Reproduce each line from the records that holds "date".

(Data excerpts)
==================================================
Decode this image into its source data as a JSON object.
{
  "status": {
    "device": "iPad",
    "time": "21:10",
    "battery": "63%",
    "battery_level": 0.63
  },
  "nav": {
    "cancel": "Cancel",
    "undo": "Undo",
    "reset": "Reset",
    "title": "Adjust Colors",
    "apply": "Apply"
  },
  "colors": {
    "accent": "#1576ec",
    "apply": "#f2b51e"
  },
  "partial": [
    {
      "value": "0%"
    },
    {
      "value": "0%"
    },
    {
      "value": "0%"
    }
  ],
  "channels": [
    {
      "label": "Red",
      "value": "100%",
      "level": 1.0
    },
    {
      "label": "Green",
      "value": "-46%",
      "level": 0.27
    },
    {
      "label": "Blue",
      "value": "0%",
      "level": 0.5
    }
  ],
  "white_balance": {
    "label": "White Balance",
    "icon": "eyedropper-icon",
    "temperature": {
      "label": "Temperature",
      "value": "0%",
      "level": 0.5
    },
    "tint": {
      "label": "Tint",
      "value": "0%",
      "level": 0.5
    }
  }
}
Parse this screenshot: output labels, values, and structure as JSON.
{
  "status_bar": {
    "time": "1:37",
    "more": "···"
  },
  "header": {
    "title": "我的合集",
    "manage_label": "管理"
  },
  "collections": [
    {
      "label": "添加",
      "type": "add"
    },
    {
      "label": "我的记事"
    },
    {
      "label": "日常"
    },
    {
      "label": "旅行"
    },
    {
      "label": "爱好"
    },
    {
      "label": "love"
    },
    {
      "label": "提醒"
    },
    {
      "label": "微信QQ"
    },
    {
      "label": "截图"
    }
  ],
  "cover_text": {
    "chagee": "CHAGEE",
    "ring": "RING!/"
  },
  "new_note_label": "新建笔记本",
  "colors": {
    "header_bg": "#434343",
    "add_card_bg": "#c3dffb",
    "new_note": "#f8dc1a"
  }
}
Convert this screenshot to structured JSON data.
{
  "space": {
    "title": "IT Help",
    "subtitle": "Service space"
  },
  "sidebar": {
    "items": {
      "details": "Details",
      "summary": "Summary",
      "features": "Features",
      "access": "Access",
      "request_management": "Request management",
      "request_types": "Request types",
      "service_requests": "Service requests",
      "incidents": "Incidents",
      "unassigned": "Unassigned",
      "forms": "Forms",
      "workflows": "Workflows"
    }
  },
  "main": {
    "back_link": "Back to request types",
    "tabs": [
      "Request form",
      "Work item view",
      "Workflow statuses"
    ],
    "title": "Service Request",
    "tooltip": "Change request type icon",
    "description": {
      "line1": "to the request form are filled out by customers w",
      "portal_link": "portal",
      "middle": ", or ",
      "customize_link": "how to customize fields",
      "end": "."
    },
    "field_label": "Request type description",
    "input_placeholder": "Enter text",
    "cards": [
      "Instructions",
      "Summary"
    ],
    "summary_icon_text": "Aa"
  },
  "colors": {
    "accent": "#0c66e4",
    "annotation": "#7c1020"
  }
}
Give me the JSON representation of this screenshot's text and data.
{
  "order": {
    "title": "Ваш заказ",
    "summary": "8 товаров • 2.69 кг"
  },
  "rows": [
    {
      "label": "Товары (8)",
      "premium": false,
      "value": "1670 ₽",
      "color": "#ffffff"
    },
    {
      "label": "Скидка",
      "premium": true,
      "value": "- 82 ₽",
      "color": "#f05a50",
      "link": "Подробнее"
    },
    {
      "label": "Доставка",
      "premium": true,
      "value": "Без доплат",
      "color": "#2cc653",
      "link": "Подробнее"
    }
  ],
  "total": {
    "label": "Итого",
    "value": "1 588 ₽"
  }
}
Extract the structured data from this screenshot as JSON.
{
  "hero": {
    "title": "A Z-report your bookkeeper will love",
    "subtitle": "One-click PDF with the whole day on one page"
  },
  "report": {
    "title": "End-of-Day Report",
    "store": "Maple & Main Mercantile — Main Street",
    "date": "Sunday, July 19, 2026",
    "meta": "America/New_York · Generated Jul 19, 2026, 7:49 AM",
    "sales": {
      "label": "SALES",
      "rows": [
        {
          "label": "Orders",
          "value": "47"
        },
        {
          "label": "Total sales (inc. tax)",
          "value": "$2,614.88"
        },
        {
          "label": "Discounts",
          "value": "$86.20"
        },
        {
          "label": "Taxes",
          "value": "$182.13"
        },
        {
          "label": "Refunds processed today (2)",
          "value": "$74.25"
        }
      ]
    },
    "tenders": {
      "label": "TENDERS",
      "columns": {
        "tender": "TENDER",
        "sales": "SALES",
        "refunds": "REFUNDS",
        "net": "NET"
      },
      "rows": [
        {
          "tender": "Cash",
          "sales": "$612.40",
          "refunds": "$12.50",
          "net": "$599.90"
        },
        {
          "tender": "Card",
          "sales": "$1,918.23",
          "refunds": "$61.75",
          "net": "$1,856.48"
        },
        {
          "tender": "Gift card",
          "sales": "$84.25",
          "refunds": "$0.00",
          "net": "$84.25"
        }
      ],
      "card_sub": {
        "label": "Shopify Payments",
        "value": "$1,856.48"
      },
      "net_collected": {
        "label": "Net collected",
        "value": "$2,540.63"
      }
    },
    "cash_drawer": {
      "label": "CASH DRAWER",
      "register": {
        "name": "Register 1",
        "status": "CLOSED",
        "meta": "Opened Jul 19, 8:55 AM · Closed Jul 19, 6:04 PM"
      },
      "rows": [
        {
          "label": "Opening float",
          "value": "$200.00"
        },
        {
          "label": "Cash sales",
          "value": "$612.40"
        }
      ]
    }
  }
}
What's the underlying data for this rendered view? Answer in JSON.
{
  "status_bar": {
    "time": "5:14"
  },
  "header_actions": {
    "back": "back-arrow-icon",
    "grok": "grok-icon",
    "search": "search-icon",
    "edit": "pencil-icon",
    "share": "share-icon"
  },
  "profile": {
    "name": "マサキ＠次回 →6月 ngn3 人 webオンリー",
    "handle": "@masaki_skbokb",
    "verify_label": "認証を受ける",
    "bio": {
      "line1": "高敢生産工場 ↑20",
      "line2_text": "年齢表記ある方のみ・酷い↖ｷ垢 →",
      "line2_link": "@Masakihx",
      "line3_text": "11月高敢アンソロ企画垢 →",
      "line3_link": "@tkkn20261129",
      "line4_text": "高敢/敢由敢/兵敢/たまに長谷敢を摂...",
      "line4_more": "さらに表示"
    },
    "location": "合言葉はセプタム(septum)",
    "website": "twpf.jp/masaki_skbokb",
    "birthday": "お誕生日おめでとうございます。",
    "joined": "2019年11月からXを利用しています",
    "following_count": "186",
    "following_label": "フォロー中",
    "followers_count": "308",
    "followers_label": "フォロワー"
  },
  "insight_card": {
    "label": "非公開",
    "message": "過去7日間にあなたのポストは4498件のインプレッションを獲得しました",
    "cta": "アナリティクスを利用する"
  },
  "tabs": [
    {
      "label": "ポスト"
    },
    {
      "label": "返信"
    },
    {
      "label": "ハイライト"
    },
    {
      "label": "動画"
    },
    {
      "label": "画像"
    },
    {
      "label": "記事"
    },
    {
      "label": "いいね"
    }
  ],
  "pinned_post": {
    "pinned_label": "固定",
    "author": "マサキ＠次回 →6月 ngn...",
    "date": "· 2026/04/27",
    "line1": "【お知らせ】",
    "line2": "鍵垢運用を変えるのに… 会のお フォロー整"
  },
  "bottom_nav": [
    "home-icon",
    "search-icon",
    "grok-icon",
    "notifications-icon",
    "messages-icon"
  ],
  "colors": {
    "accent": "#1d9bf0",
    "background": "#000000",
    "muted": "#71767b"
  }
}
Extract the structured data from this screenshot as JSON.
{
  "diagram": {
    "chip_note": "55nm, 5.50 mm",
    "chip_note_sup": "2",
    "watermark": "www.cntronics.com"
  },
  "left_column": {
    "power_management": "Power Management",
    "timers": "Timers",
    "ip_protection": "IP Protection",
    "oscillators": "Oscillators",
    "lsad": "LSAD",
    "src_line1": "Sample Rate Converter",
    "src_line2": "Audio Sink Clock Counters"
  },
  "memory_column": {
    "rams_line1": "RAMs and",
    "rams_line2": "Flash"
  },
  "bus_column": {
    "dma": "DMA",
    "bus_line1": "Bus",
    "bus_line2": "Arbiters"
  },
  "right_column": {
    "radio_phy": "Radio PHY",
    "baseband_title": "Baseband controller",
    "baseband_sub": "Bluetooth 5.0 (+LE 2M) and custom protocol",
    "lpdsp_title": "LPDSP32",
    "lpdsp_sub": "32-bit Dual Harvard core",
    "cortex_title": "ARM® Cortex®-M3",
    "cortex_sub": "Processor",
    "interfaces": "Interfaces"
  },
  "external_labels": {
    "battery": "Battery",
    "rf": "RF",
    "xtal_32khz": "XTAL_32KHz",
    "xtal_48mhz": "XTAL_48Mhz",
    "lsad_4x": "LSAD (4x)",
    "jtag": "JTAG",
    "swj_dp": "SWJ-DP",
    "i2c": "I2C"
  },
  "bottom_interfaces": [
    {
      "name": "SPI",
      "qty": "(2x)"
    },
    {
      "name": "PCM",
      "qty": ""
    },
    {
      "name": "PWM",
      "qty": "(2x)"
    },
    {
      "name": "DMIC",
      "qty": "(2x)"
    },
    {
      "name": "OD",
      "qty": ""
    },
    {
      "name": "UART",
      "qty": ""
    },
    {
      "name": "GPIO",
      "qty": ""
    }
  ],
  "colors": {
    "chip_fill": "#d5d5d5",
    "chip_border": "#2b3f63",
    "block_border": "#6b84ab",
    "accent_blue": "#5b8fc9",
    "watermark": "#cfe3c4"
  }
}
==================================================
● **Full response**
    "date": "Sunday, July 19, 2026",
    "date": "· 2026/04/27",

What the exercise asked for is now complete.